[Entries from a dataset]
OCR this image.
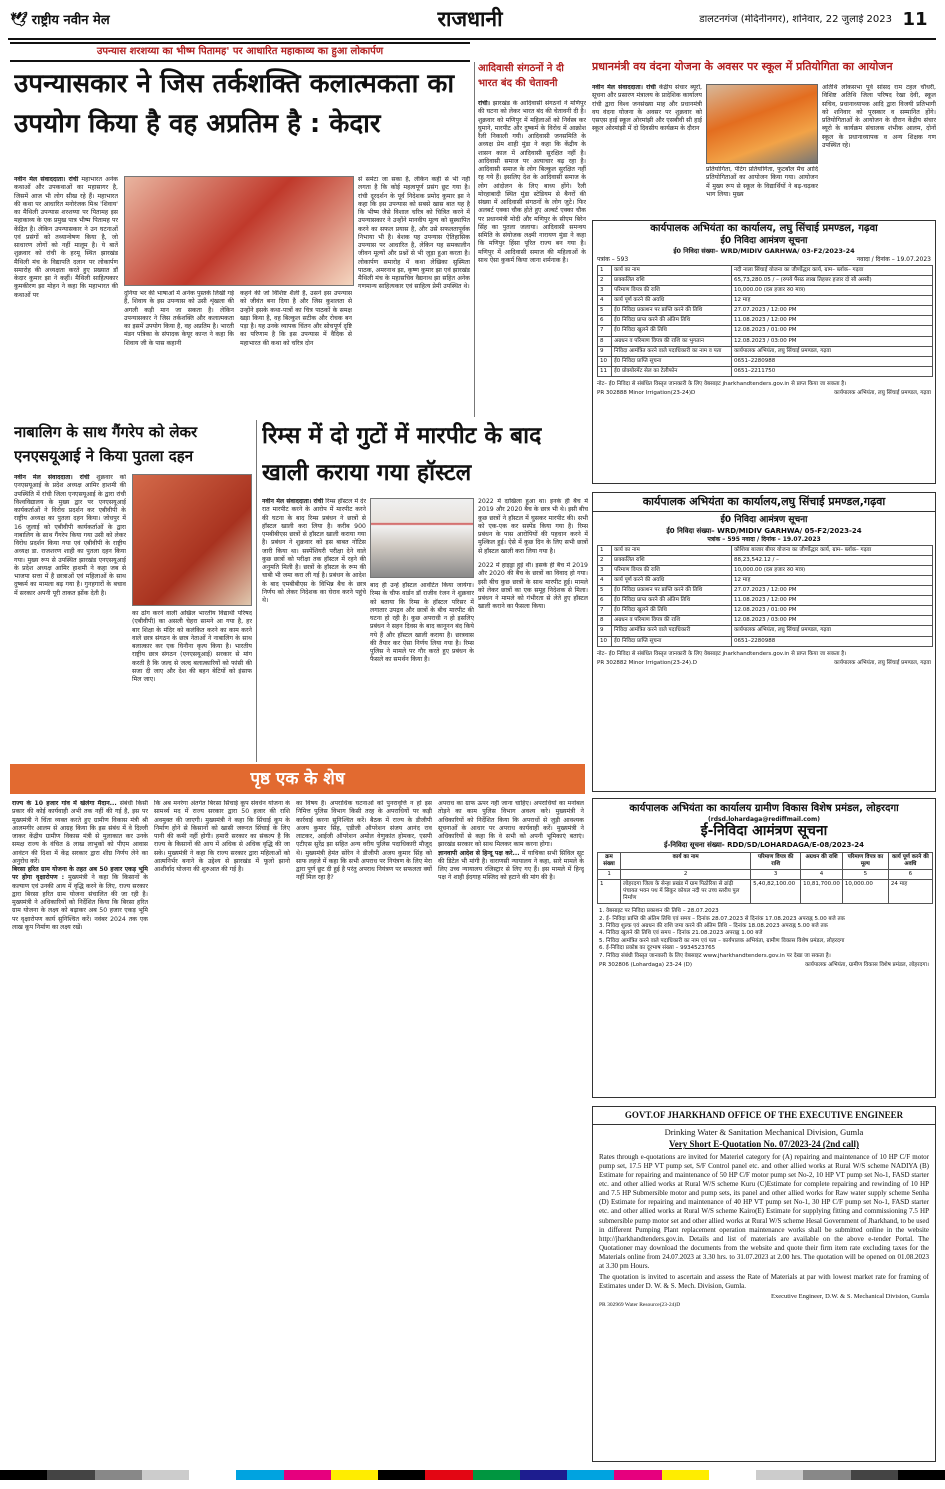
🕊 राष्ट्रीय नवीन मेल	राजधानी	डालटनगंज (मेदिनीनगर), शनिवार, 22 जुलाई 2023 11
उपन्यास शरशय्या का भीष्म पितामह' पर आधारित महाकाव्य का हुआ लोकार्पण
उपन्यासकार ने जिस तर्कशक्ति कलात्मकता का उपयोग किया है वह अप्रतिम है : केदार
नवीन मेल संवाददाता। रांची महाभारत अनेक कथाओं और उपकथाओं का महासागर है, जिसमें आज भी लोग सीख रहे हैं। महाभारत की कथा पर आधारित मनोरंजक मिश्र 'शिवाय' का मैथिली उपन्यास शरशय्या पर पितामह इस महाकाव्य के एक प्रमुख पात्र भीष्म पितामह पर केंद्रित है। लेकिन उपन्यासकार ने उन घटनाओं एवं प्रसंगों को तथ्यान्वेषण किया है, जो साधारण लोगों को नहीं मालूम है। ये बातें शुक्रवार को रांची के हरमू स्थित झारखंड मैथिली मंच के विद्यापति दलान पर लोकार्पण समारोह की अध्यक्षता करते हुए प्रख्यात डॉ केदार कुमार झा ने कहीं। मैथिली साहित्यकार कुमकीरण झा मोहन ने कहा कि महाभारत की कथाओं पर	दुनिया भर की भाषाओं में अनेक पुस्तकें लिखी गई हैं, शिवाय के इस उपन्यास को उसी शृंखला की अगली कड़ी मान जा सकता है। लेकिन उपन्यासकार ने जिस तर्कशक्ति और कलात्मकता का इसमें उपयोग किया है, वह अप्रतिम है। भारती मंडन पत्रिका के संपादक केयूर कान्त ने कहा कि शिवाय जी के पास कहानी
कहने की जो विशिष्ट शैली है, उसने इस उपन्यास को जीवंत बना दिया है और जिस कुशलता से उन्होंने इसके कथा-पात्रों का चित्र पाठकों के समक्ष खड़ा किया है, वह बिल्कुल सटीक और रोचक बन पड़ा है। यह उनके व्यापक चिंतन और सोचपूर्ण दृष्टि का परिणाम है कि इस उपन्यास में वैदिक से महाभारत की कथा को चरित्र दोन
से समेटा जा सका है, लेकिन कहीं से भी नहीं लगता है कि कोई महत्वपूर्ण प्रसंग छूट गया है। रांची दूरदर्शन के पूर्व निदेशक प्रमोद कुमार झा ने कहा कि इस उपन्यास को सबसे खास बात यह है कि भीष्म जैसे विशाल चरित्र को चित्रित करने में उपन्यासकार ने उन्होंने मानवीय मूल्य को सुस्थापित करने का सफल प्रयास है, और उसे सफलतापूर्वक निभाया भी है। बेशक यह उपन्यास ऐतिहासिक उपन्यास पर आधारित है, लेकिन यह समकालीन जीवन मूल्यों और प्रश्नों से भी जुड़ा हुआ करता है। लोकार्पण समारोह में कथा लेखिका सुस्मिता पाठक, अमरनाथ झा, कृष्ण कुमार झा एवं झारखंड मैथिली मंच के महासचिव वैद्यनाथ झा सहित अनेक गणमान्य साहित्यकार एवं साहित्य प्रेमी उपस्थित थे।
आदिवासी संगठनों ने दी भारत बंद की चेतावनी
रांची। झारखंड के आदिवासी संगठनों ने मणिपुर की घटना को लेकर भारत बंद की चेतावनी दी है। शुक्रवार को मणिपुर में महिलाओं को निर्वस्त्र कर घुमाने, मारपीट और दुष्कर्म के विरोध में आक्रोश रैली निकाली गयी। आदिवासी जनसमिति के अध्यक्ष प्रेम शाही मुंडा ने कहा कि केंद्रीय के शासन काल में आदिवासी सुरक्षित नहीं है। आदिवासी समाज पर अत्याचार बढ़ रहा है। आदिवासी समाज के लोग बिल्कुल सुरक्षित नहीं रह गये हैं। इसलिए देश के आदिवासी समाज के लोग आंदोलन के लिए बाध्य होंगे। रैली मोरहाबादी स्थित मुंडा स्टेडियम से बैनरों की संख्या में आदिवासी संगठनों के लोग जुटे। फिर अलबर्ट एक्का चौक होते हुए अल्बर्ट एक्का चौक पर प्रधानमंत्री मोदी और मणिपुर के सीएम बिरेन सिंह का पुतला जलाया। आदिवासी समन्वय समिति के संयोजक लक्ष्मी नारायण मुंडा ने कहा कि मणिपुर हिंसा पूरित राज्य बन गया है। मणिपुर में आदिवासी समाज की महिलाओं के साथ ऐसा कुकर्म किया जाना शर्मनाक है।
प्रधानमंत्री वय वंदना योजना के अवसर पर स्कूल में प्रतियोगिता का आयोजन
नवीन मेल संवाददाता। रांची केंद्रीय संचार ब्यूरो, सूचना और प्रसारण मंत्रालय के प्रादेशिक कार्यालय रांची द्वारा विश्व जनसंख्या माह और प्रधानमंत्री वय वंदना योजना के अवसर पर शुक्रवार को एसएस हाई स्कूल ओरमांझी और एसबीवी सी हाई स्कूल ओरमांझी में दो दिवसीय कार्यक्रम के दौरान
प्रतियोगिता, पेंटिंग प्रतियोगिता, फुटबॉल मैच आदि प्रतियोगिताओं का आयोजन किया गया। आयोजन में मुख्य रूप से स्कूल के विद्यार्थियों ने बढ़-चढ़कर भाग लिया। मुख्य
अतिथि लोकसभा पूर्व सांसद राम टहल चौधरी, विशिष्ट अतिथि जिला परिषद रेखा देवी, स्कूल सचिव, प्रधानाध्यापक आदि द्वारा विजयी प्रतिभागी को शनिवार को पुरस्कार व सम्मानित होंगे। प्रतियोगिताओं के आयोजन के दौरान केंद्रीय संचार ब्यूरो के कार्यक्रम संचालक शंभीक आलम, दोनों स्कूल के प्रधानाध्यापक व अन्य शिक्षक गण उपस्थित रहे।
कार्यपालक अभियंता का कार्यालय, लघु सिंचाई प्रमण्डल, गढ़वा
ई0 निविदा आमंत्रण सूचना
ई0 निविदा संख्या– WRD/MIDIV GARHWA/ 03-F2/2023-24
पत्रांक – 593	नवादा / दिनांक – 19.07.2023
1	कार्य का नाम	नदी नाला सिंचाई योजना का जीर्णोद्धार कार्य, ग्राम– ब्लॉक– गढ़वा
2	प्राक्कलित राशि	65,73,280.05 / – (रुपये पैंसठ लाख तिहत्तर हजार दो सौ अस्सी)
3	परिमाण विपत्र की राशि	10,000.00 (दस हजार रु0 मात्र)
4	कार्य पूर्ण करने की अवधि	12 माह
5	ई0 निविदा प्रकाशन पर प्राप्ति करने की तिथि	27.07.2023 / 12:00 PM
6	ई0 निविदा प्राप्त करने की अंतिम तिथि	11.08.2023 / 12:00 PM
7	ई0 निविदा खुलने की तिथि	12.08.2023 / 01:00 PM
8	अग्रधन व परिमाण विपत्र की राशि का भुगतान	12.08.2023 / 03:00 PM
9	निविदा आमंत्रित करने वाले पदाधिकारी का नाम व पता	कार्यपालक अभियंता, लघु सिंचाई प्रमण्डल, गढ़वा
10	ई0 निविदा प्राप्ति सूचना	0651–2280988
11	ई0 प्रोक्योरमेंट सेल का टेलीफोन	0651–2211750
नोट– ई0 निविदा से संबंधित विस्तृत जानकारी के लिए वेबसाइट jharkhandtenders.gov.in से प्राप्त किया जा सकता है।
PR 302888 Minor Irrigation(23-24)D	कार्यपालक अभियंता, लघु सिंचाई प्रमण्डल, गढ़वा
नाबालिग के साथ गैंगरेप को लेकर एनएसयूआई ने किया पुतला दहन
नवीन मेल संवाददाता। रांची शुक्रवार को एनएसयूआई के प्रदेश अध्यक्ष आमिर हाशमी की उपस्थिति में रांची जिला एनएसयूआई के द्वारा रांची विश्वविद्यालय के मुख्य द्वार पर एनएसयूआई कार्यकर्ताओं ने विरोध प्रदर्शन कर एबीवीपी के राष्ट्रीय अध्यक्ष का पुतला दहन किया। जोधपुर में 16 जुलाई को एबीवीपी कार्यकर्ताओं के द्वारा नाबालिग के साथ गैंगरेप किया गया उसी को लेकर विरोध प्रदर्शन किया गया एवं एबीवीपी के राष्ट्रीय अध्यक्ष डा. राजशरण शाही का पुतला दहन किया गया। मुख्य रूप से उपस्थित झारखंड एनएसयूआई के प्रदेश अध्यक्ष आमिर हाशमी ने कहा जब से भाजपा सत्ता में है छात्राओं एवं महिलाओं के साथ दुष्कर्म का मामला बढ़ गया है। गुनहगारों के बचाव में सरकार अपनी पूरी ताकत झोंक देती है।
का ढोंग करने वाली अखिल भारतीय विद्यार्थी परिषद (एबीवीपी) का असली चेहरा सामने आ गया है, हर बार शिक्षा के मंदिर को कलंकित करने का काम करने वाले छात्र संगठन के छात्र नेताओं ने नाबालिग के साथ बलात्कार कर एक घिनौना कृत्य किया है। भारतीय राष्ट्रीय छात्र संगठन (एनएसयूआई) सरकार से मांग करती है कि जल्द से जल्द बलात्कारियों को फांसी की सजा दी जाए और देश की बहन बेटियों को इंसाफ मिल जाए।
रिम्स में दो गुटों में मारपीट के बाद खाली कराया गया हॉस्टल
नवीन मेल संवाददाता। रांची रिम्स हॉस्टल में देर रात मारपीट करने के आरोप में मारपीट करने की घटना के बाद रिम्स प्रबंधन ने छात्रों से हॉस्टल खाली करा लिया है। करीब 900 एमबीबीएस छात्रों से हॉस्टल खाली कराया गया है। प्रबंधन ने शुक्रवार को इस बाबत नोटिस जारी किया था। सस्पेंशियरी परीक्षा देने वाले कुछ छात्रों को परीक्षा तक हॉस्टल में रहने की अनुमति मिली है। छात्रों के हॉस्टल के रूम की चाबी भी जमा करा ली गई है। प्रबंधन के आदेश के बाद एमबीबीएस के विभिन्न बैच के छात्र निर्णय को लेकर निदेशक का घेराव करने पहुंचे थे।
2022 में दाखिला हुआ था। इनके ही बैच में 2019 और 2020 बैच के छात्र भी थे। इसी बीच कुछ छात्रों ने हॉस्टल में घुसकर मारपीट की। सभी को एक-एक कर सस्पेंड किया गया है। रिम्स प्रबंधन के पास आरोपियों की पहचान करने में मुश्किल हुई। ऐसे में कुछ दिन के लिए सभी छात्रों से हॉस्टल खाली करा लिया गया है।
बाद ही उन्हें हॉस्टल आवंटित किया जायेगा। रिम्स के चीफ वार्डन डॉ राजीव रंजन ने शुक्रवार को बताया कि रिम्स के हॉस्टल परिसर में लगातार उपद्रव और छात्रों के बीच मारपीट की घटना हो रही है। कुछ अपराधी न हो इसलिए प्रबंधन ने सहन दिवस के बाद कानूनन बंद किये गये हैं और हॉस्टल खाली कराया है। छात्रवास की तैयार कर ऐसा निर्णय लिया गया है। रिम्स पुलिस ने मामले पर गौर करते हुए प्रबंधन के फैसले का समर्थन किया है।
2022 में हाइड्रा हुई थी। इसके ही बैच में 2019 और 2020 की बैच के छात्रों का विवाद हो गया। इसी बीच कुछ छात्रों के साथ मारपीट हुई। मामले को लेकर छात्रों का एक समूह निदेशक से मिला। प्रबंधन ने मामले को गंभीरता से लेते हुए हॉस्टल खाली कराने का फैसला किया।
कार्यपालक अभियंता का कार्यालय,लघु सिंचाई प्रमण्डल,गढ़वा
ई0 निविदा आमंत्रण सूचना
ई0 निविदा संख्या– WRD/MIDIV GARHWA/ 05-F2/2023-24
पत्रांक – 595 नवादा / दिनांक – 19.07.2023
1	कार्य का नाम	कौशिया बाजार बीयर योजना का जीर्णोद्धार कार्य, ग्राम– ब्लॉक– गढ़वा
2	प्राक्कलित राशि	88,23,542.12 / –
3	परिमाण विपत्र की राशि	10,000.00 (दस हजार रु0 मात्र)
4	कार्य पूर्ण करने की अवधि	12 माह
5	ई0 निविदा प्रकाशन पर प्राप्ति करने की तिथि	27.07.2023 / 12:00 PM
6	ई0 निविदा प्राप्त करने की अंतिम तिथि	11.08.2023 / 12:00 PM
7	ई0 निविदा खुलने की तिथि	12.08.2023 / 01:00 PM
8	अग्रधन व परिमाण विपत्र की राशि	12.08.2023 / 03:00 PM
9	निविदा आमंत्रित करने वाले पदाधिकारी	कार्यपालक अभियंता, लघु सिंचाई प्रमण्डल, गढ़वा
10	ई0 निविदा प्राप्ति सूचना	0651–2280988
नोट– ई0 निविदा से संबंधित विस्तृत जानकारी के लिए वेबसाइट jharkhandtenders.gov.in से प्राप्त किया जा सकता है।
PR 302882 Minor Irrigation(23-24).D	कार्यपालक अभियंता, लघु सिंचाई प्रमण्डल, गढ़वा
पृष्ठ एक के शेष
राज्य के 10 हजार गांव में खेलेगा मैदान... संबंधी किसी प्रकार की कोई कार्यवाही अभी तक नहीं की गई है, इस पर मुख्यमंत्री ने चिंता व्यक्त करते हुए ग्रामीण विकास मंत्री श्री आलमगीर आलम से आग्रह किया कि इस संबंध में वे दिल्ली जाकर केंद्रीय ग्रामीण विकास मंत्री से मुलाकात कर उनके समक्ष राज्य के वंचित 8 लाख लाभुकों को पीएम आवास आवंटन की दिशा में केंद्र सरकार द्वारा शीघ्र निर्णय लेने का अनुरोध करें।
बिरसा हरित ग्राम योजना के तहत अब 50 हजार एकड़ भूमि पर होगा वृक्षारोपण : मुख्यमंत्री ने कहा कि किसानों के कल्याण एवं उनकी आय में वृद्धि करने के लिए, राज्य सरकार द्वारा बिरसा हरित ग्राम योजना संचालित की जा रही है। मुख्यमंत्री ने अधिकारियों को निर्देशित किया कि बिरसा हरित ग्राम योजना के लक्ष्य को बढ़ाकर अब 50 हजार एकड़ भूमि पर वृक्षारोपण कार्य सुनिश्चित करें। नवंबर 2024 तक एक लाख कूप निर्माण का लक्ष्य रखें।
कि अब मनरेगा अंतर्गत बिरसा सिंचाई कूप संवर्धन योजना के सामर्थ्य मद में राज्य सरकार द्वारा 50 हजार की राशि अवमुक्त की जाएगी। मुख्यमंत्री ने कहा कि सिंचाई कूप के निर्माण होने से किसानों को खासी जरूरत सिंचाई के लिए पानी की कमी नहीं होगी। हमारी सरकार का संकल्प है कि राज्य के किसानों की आय में अधिक से अधिक वृद्धि की जा सके। मुख्यमंत्री ने कहा कि राज्य सरकार द्वारा महिलाओं को आत्मनिर्भर बनाने के उद्देश्य से झारखंड में फूलो झानो आशीर्वाद योजना की शुरुआत की गई है।
का विषय है। अपराधिक घटनाओं को पुनरावृत्ति न हो इस निमित्त पुलिस विभाग किसी तरह के अपराधियों पर कड़ी कार्रवाई करना सुनिश्चित करें। बैठक में राज्य के डीजीपी अजय कुमार सिंह, एडीजी ऑपरेशन संजय आनंद राव लाटकर, आईजी ऑपरेशन अमोल वेणुकांत होमकर, एसपी एटीएस सुरेंद्र झा सहित अन्य वरीय पुलिस पदाधिकारी मौजूद थे। मुख्यमंत्री हेमंत सोरेन ने डीजीपी अजय कुमार सिंह को साफ लहजे में कहा कि सभी अपराध पर नियंत्रण के लिए मेरा द्वारा पूर्ण छूट दी हुई है परंतु अपराध नियंत्रण पर सफलता क्यों नहीं मिल रहा है?
अपराध का ग्राफ ऊपर नहीं जाना चाहिए। अपराधियों का मनोबल तोड़ने का काम पुलिस विभाग अवश्य करे। मुख्यमंत्री ने अधिकारियों को निर्देशित किया कि अपराधों से जुड़ी आवश्यक सूचनाओं के आधार पर अपराध कार्यवाही करें। मुख्यमंत्री ने अधिकारियों से कहा कि वे सभी को अपनी भूमिकाएं बताएं। झारखंड सरकार को साथ मिलकर काम करना होगा।
ज्ञानवापी आदेश से हिन्दू पक्ष करे... में याचिका सभी सिविल सूट की डिटेल भी मांगी है। वाराणसी न्यायालय ने कहा, सारे मामले के लिए उच्च न्यायालय रजिस्ट्रार से लिए गए हैं। इस मामले में हिन्दू पक्ष ने शाही ईदगाह मस्जिद को हटाने की मांग की है।
कार्यपालक अभियंता का कार्यालय ग्रामीण विकास विशेष प्रमंडल, लोहरदगा
(rdsd.lohardaga@rediffmail.com)
ई-निविदा आमंत्रण सूचना
ई-निविदा सूचना संख्या- RDD/SD/LOHARDAGA/E-08/2023-24
क्रम संख्या	कार्य का नाम	परिमाण विपत्र की राशि	अग्रधन की राशि	परिमाण विपत्र का मूल्य	कार्य पूर्ण करने की अवधि
1	2	3	4	5	6
1	लोहरदगा जिला के सेन्हा प्रखंड में ग्राम पिठोरिया से ढांढ़ी पंचायत भवन पथ में सिकुर कोयल नदी पर उच्च स्तरीय पुल निर्माण	5,40,82,100.00	10,81,700.00	10,000.00	24 माह
1. वेबसाइट पर निविदा प्रकाशन की तिथि – 28.07.2023
2. ई- निविदा प्राप्ति की अंतिम तिथि एवं समय – दिनांक 28.07.2023 से दिनांक 17.08.2023 अपराह्न 5.00 बजे तक
3. निविदा शुल्क एवं अग्रधन की राशि जमा करने की अंतिम तिथि – दिनांक 18.08.2023 अपराह्न 5.00 बजे तक
4. निविदा खुलने की तिथि एवं समय – दिनांक 21.08.2023 अपराह्न 1.00 बजे
5. निविदा आमंत्रित करने वाले पदाधिकारी का नाम एवं पता – कार्यपालक अभियंता, ग्रामीण विकास विशेष प्रमंडल, लोहरदगा
6. ई-निविदा प्रकोष्ठ का दूरभाष संख्या – 9934523765
7. निविदा संबंधी विस्तृत जानकारी के लिए वेबसाइट www.jharkhandtenders.gov.in पर देखा जा सकता है।
PR 302806 (Lohardaga) 23-24 (D)	कार्यपालक अभियंता, ग्रामीण विकास विशेष प्रमंडल, लोहरदगा।
GOVT.OF JHARKHAND OFFICE OF THE EXECUTIVE ENGINEER
Drinking Water & Sanitation Mechanical Division, Gumla
Very Short E-Quotation No. 07/2023-24 (2nd call)
Rates through e-quotations are invited for Materiel category for (A) repairing and maintenance of 10 HP C/F motor pump set, 17.5 HP VT pump set, S/F Control panel etc. and other allied works at Rural W/S scheme NADIYA (B) Estimate for repairing and maintenance of 50 HP C/F motor pump set No-2, 10 HP VT pump set No-1, FASD starter etc. and other allied works at Rural W/S scheme Kuru (C)Estimate for complete repairing and rewinding of 10 HP and 7.5 HP Submersible motor and pump sets, its panel and other allied works for Raw water supply scheme Senha (D) Estimate for repairing and maintenance of 40 HP VT pump set No-1, 30 HP C/F pump set No-1, FASD starter etc. and other allied works at Rural W/S scheme Kairo(E) Estimate for supplying fitting and commissioning 7.5 HP submersible pump motor set and other allied works at Rural W/S scheme Hesal Government of Jharkhand, to be used in different Pumping Plant replacement operation maintenance works shall be submitted online in the website http://jharkhandtenders.gov.in. Details and list of materials are available on the above e-tender Portal. The Quotationer may download the documents from the website and quote their firm item rate excluding taxes for the Materials online from 24.07.2023 at 3.30 hrs. to 31.07.2023 at 2.00 hrs. The quotation will be opened on 01.08.2023 at 3.30 pm Hours.
The quotation is invited to ascertain and assess the Rate of Materials at par with lowest market rate for framing of Estimates under D. W. & S. Mech. Division, Gumla.
Executive Engineer, D.W. & S. Mechanical Division, Gumla
PR 302969 Water Resource(23-24)D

→ THE PROBLEM
Looking at the entries above, how many lines contain the word "Mechanical"? Answer with the number alone.

→ FINISHED EXERCISE
2